Task description —
Restate each of the lines below word for word and drop every picture.

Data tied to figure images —
________________________
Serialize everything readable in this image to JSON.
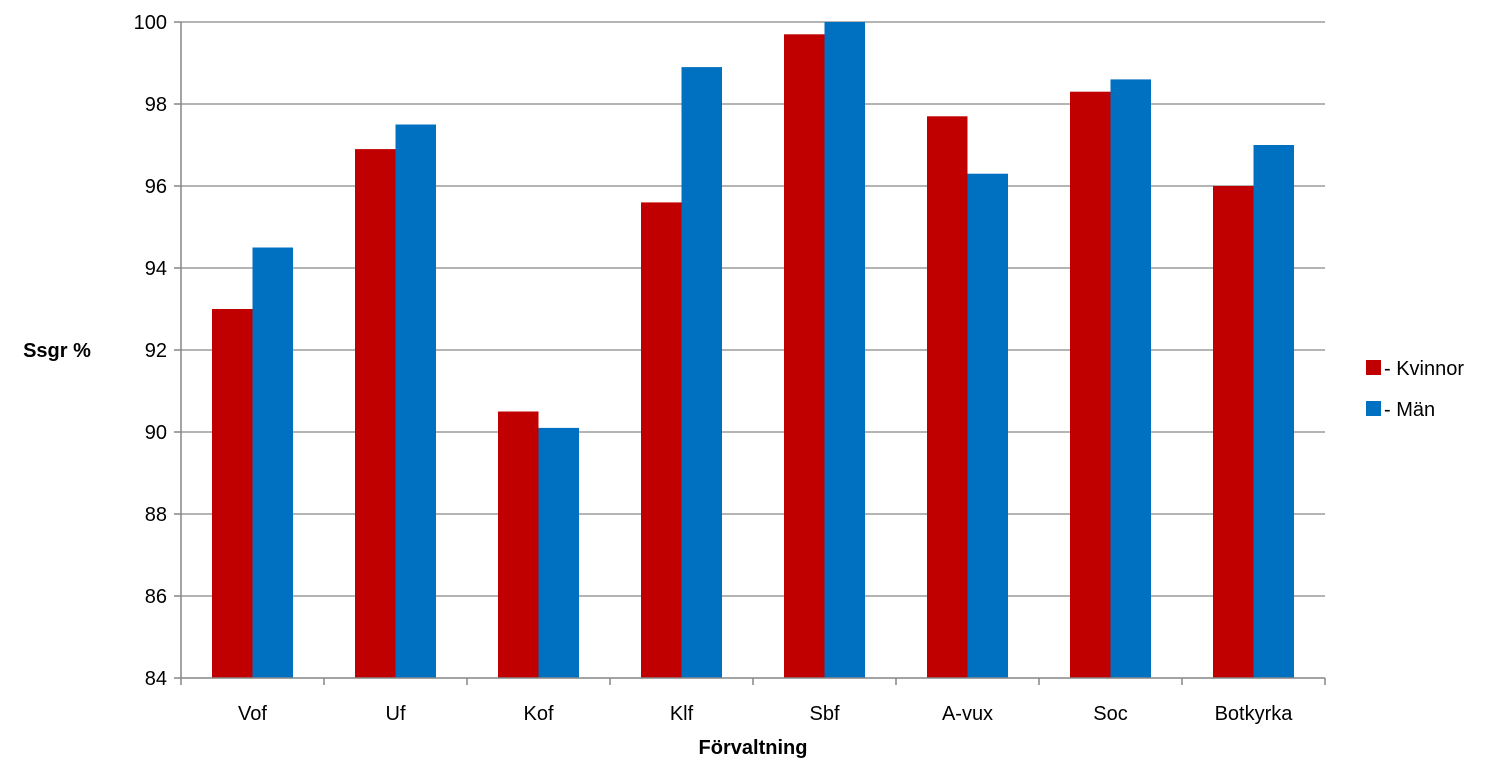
{
  "chart_data": {
    "type": "bar",
    "title": "",
    "xlabel": "Förvaltning",
    "ylabel": "Ssgr %",
    "categories": [
      "Vof",
      "Uf",
      "Kof",
      "Klf",
      "Sbf",
      "A-vux",
      "Soc",
      "Botkyrka"
    ],
    "series": [
      {
        "name": "- Kvinnor",
        "color": "#C00000",
        "values": [
          93.0,
          96.9,
          90.5,
          95.6,
          99.7,
          97.7,
          98.3,
          96.0
        ]
      },
      {
        "name": "- Män",
        "color": "#0070C0",
        "values": [
          94.5,
          97.5,
          90.1,
          98.9,
          100.0,
          96.3,
          98.6,
          97.0
        ]
      }
    ],
    "ylim": [
      84,
      100
    ],
    "yticks": [
      84,
      86,
      88,
      90,
      92,
      94,
      96,
      98,
      100
    ],
    "grid": true,
    "legend_position": "right"
  }
}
________________________
Solved exercise —
Serialize everything readable in this image to JSON.
{
  "chart_data": {
    "type": "bar",
    "title": "",
    "xlabel": "Förvaltning",
    "ylabel": "Ssgr %",
    "categories": [
      "Vof",
      "Uf",
      "Kof",
      "Klf",
      "Sbf",
      "A-vux",
      "Soc",
      "Botkyrka"
    ],
    "series": [
      {
        "name": "- Kvinnor",
        "color": "#C00000",
        "values": [
          93.0,
          96.9,
          90.5,
          95.6,
          99.7,
          97.7,
          98.3,
          96.0
        ]
      },
      {
        "name": "- Män",
        "color": "#0070C0",
        "values": [
          94.5,
          97.5,
          90.1,
          98.9,
          100.0,
          96.3,
          98.6,
          97.0
        ]
      }
    ],
    "ylim": [
      84,
      100
    ],
    "yticks": [
      84,
      86,
      88,
      90,
      92,
      94,
      96,
      98,
      100
    ],
    "grid": true,
    "legend_position": "right"
  }
}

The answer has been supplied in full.